== PROVIDED MATERIAL ==
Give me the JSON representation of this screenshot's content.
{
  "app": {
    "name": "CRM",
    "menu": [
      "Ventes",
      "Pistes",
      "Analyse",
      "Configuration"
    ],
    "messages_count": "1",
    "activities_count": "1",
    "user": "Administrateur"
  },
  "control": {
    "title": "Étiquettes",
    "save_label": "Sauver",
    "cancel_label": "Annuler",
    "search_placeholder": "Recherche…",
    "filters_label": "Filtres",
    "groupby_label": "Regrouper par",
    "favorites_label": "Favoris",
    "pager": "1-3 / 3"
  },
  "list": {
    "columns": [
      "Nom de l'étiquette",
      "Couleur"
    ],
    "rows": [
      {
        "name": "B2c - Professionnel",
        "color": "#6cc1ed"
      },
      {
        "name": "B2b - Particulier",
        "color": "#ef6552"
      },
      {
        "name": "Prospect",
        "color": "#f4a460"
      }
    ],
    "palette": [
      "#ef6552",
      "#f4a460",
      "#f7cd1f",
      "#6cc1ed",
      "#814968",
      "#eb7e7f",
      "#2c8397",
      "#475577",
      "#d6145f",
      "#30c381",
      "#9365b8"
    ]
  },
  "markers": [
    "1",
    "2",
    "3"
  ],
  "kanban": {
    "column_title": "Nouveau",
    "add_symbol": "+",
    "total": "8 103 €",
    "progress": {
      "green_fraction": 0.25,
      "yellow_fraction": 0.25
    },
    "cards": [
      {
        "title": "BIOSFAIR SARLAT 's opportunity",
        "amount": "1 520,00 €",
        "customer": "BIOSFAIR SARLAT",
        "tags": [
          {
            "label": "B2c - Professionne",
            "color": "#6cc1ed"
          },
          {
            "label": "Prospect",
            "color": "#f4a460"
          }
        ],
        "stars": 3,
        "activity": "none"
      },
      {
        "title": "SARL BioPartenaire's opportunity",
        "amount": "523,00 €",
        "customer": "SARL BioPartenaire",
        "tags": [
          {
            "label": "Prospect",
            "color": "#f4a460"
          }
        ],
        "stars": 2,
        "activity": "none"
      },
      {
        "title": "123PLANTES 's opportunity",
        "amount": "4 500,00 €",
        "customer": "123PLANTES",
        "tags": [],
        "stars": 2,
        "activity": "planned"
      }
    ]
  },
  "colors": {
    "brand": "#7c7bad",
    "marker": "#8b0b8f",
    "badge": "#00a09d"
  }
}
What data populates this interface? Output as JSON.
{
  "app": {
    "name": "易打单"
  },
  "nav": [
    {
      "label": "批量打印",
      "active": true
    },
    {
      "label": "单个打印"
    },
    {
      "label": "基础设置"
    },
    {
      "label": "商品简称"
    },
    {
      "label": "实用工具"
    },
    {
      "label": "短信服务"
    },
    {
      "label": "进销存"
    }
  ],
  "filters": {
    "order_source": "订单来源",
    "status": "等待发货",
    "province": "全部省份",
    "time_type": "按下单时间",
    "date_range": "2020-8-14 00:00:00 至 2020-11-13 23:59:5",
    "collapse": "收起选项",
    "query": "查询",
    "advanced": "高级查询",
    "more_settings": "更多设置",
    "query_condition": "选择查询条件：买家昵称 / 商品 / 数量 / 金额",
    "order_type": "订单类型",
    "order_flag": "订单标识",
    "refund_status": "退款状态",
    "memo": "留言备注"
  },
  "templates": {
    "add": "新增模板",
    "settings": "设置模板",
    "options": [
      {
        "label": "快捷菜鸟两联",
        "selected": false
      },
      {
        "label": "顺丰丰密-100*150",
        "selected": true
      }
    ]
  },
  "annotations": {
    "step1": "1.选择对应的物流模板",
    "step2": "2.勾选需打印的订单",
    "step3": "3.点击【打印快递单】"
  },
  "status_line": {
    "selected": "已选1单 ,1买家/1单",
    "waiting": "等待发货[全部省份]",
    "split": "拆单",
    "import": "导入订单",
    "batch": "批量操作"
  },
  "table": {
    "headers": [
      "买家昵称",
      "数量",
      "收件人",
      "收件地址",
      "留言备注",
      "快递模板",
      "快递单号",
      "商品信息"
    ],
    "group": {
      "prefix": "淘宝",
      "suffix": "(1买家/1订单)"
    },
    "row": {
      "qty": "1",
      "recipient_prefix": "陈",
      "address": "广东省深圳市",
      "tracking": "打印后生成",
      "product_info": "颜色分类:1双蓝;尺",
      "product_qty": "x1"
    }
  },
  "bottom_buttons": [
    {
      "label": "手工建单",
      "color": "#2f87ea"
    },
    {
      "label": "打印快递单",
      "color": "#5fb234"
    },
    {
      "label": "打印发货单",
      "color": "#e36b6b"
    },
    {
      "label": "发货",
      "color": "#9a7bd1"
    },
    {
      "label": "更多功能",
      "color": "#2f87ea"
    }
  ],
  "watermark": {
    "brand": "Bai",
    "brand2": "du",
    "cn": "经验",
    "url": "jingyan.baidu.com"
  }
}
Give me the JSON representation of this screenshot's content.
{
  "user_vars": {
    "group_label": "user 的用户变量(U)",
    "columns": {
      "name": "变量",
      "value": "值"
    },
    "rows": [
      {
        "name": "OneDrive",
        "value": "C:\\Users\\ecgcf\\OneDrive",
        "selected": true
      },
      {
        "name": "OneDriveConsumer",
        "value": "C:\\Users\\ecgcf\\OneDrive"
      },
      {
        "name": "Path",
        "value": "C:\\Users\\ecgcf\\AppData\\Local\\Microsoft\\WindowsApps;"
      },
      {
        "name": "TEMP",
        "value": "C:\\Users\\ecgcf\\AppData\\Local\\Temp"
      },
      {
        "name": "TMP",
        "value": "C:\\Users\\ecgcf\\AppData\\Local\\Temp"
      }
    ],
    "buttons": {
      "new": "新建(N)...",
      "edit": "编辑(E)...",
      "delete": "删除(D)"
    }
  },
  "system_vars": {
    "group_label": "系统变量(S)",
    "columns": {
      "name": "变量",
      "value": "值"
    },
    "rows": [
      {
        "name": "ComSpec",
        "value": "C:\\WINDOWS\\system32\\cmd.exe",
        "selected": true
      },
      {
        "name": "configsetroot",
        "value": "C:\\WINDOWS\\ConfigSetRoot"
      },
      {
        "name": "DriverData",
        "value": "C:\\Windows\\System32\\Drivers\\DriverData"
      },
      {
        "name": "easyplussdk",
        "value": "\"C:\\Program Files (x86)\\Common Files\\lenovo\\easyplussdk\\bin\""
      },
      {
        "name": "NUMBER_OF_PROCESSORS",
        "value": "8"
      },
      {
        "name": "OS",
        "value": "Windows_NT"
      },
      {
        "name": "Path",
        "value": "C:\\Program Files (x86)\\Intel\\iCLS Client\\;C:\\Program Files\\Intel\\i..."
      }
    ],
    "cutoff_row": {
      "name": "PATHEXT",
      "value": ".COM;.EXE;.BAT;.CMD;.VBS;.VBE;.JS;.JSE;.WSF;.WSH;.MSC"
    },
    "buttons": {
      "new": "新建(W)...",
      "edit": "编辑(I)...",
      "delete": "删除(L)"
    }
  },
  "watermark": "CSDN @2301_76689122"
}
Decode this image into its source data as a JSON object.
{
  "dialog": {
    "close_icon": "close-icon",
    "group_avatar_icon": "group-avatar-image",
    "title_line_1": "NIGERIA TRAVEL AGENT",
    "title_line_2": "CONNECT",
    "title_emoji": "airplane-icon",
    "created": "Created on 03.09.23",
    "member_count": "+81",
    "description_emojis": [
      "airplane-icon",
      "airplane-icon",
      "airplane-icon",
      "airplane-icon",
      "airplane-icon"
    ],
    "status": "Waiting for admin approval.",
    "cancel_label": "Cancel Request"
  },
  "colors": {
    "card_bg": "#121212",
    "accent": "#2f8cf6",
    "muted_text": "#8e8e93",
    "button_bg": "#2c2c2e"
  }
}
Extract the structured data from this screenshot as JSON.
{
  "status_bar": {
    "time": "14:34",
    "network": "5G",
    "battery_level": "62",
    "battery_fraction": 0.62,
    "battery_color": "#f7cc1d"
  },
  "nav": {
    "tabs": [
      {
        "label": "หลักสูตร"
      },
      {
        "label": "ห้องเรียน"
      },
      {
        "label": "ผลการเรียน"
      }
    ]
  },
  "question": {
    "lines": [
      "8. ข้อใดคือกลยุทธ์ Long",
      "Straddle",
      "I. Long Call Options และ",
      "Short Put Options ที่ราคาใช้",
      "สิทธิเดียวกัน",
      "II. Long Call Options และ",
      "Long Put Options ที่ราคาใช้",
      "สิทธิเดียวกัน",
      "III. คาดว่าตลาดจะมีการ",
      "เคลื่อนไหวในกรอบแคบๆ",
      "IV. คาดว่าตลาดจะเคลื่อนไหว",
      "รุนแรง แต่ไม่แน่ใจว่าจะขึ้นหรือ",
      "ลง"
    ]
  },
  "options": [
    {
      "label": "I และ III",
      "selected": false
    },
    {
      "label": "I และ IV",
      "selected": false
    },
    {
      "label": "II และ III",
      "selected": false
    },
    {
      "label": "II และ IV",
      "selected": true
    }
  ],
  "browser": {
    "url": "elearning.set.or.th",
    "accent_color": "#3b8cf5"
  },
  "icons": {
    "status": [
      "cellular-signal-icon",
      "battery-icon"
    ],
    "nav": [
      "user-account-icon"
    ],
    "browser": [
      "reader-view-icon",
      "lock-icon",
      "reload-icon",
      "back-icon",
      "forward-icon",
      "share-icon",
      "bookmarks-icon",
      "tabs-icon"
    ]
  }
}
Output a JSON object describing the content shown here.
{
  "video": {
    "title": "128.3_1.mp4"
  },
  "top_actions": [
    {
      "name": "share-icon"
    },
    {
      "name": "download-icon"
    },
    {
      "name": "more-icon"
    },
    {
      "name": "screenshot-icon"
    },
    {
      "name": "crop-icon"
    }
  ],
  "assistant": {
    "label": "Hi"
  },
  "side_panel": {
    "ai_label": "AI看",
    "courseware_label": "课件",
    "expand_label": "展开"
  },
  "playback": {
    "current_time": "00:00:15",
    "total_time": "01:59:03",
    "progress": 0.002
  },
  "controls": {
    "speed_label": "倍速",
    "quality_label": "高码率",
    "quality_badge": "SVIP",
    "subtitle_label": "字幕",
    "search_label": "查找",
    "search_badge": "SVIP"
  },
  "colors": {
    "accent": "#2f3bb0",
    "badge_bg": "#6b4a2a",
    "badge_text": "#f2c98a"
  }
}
===
[EXERCISE OBJECTIVE]: Whichever lines contain the string "watermark", select and copy them.

[SOLUTION TO THIS EXERCISE]:
  "watermark": {
  "watermark": "CSDN @2301_76689122"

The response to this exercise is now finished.